Dataset listings of figures
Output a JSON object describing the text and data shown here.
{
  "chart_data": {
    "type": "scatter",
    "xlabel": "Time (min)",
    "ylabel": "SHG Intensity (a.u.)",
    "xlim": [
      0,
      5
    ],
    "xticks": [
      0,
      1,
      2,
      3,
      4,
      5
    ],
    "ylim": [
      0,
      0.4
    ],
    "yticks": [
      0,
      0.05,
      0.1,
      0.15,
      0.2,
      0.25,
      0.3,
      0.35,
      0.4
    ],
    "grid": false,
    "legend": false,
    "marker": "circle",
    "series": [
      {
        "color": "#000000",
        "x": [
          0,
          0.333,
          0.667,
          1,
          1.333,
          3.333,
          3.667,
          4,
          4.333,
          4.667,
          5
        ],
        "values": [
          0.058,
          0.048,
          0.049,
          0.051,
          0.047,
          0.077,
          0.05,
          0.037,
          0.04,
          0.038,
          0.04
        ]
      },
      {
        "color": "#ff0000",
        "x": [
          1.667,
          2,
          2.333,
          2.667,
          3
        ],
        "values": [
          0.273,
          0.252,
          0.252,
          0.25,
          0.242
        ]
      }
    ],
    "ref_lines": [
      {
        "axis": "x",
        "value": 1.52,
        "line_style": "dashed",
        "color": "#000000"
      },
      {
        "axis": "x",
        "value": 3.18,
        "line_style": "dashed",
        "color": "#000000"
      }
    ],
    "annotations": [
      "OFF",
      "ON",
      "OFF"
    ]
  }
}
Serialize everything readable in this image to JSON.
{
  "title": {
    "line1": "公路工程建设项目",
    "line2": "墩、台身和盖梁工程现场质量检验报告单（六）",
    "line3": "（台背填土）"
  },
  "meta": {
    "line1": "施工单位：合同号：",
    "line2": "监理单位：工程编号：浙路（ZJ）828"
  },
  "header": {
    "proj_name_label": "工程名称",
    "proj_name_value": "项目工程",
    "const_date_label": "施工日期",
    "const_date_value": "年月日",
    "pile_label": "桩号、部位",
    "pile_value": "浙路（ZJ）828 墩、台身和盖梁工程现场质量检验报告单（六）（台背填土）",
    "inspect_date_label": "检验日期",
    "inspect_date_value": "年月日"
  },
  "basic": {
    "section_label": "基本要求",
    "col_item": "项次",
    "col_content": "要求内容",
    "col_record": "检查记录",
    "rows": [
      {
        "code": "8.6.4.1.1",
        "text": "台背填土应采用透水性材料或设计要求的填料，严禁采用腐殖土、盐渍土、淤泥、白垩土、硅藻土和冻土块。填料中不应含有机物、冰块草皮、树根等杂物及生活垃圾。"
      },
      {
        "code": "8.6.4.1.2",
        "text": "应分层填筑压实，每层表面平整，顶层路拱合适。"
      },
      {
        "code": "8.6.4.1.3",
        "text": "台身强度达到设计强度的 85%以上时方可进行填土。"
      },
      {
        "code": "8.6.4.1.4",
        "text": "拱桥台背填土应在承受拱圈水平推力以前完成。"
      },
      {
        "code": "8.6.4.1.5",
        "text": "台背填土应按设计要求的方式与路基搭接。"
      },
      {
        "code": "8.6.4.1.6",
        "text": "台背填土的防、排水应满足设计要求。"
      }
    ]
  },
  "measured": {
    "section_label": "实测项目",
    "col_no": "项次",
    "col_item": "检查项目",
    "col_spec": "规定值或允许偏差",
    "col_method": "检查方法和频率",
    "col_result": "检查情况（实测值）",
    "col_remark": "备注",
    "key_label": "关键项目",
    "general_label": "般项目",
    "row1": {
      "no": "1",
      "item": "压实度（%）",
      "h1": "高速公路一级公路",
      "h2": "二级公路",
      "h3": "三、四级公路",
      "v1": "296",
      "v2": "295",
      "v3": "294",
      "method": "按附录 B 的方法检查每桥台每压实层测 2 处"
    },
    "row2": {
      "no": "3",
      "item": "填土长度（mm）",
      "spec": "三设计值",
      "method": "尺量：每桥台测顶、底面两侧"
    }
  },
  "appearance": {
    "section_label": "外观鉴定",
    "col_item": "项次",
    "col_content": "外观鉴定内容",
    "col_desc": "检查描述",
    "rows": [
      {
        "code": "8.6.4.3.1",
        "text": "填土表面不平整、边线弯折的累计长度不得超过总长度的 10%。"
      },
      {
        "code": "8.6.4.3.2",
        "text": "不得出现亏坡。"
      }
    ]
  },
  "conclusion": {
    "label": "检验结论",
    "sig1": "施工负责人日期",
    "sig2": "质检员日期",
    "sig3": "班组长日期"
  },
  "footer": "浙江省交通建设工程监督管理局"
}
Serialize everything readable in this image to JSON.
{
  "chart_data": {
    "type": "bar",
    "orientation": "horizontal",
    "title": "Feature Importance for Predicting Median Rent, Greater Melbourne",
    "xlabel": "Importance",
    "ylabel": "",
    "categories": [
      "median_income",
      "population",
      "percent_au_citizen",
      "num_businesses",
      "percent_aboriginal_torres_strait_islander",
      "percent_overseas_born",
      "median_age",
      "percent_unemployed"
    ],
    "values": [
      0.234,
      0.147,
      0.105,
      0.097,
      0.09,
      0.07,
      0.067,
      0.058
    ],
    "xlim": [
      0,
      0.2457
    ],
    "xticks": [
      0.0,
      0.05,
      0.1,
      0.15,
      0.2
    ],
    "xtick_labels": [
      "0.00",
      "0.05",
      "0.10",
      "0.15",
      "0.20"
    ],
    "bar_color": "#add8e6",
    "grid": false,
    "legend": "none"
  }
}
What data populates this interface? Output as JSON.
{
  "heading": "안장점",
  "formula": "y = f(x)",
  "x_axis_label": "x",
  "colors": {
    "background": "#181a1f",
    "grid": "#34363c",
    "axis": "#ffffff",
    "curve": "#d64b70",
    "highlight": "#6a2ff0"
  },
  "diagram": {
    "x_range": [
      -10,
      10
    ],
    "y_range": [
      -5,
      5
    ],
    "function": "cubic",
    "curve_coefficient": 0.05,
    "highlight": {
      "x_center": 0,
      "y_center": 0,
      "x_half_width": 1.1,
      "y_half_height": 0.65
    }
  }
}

_Set problem_
Above are some records. Count the lines among them with the word "台身和盖梁工程现场质量检验报告单", and answer with the number only.

_Result below_
2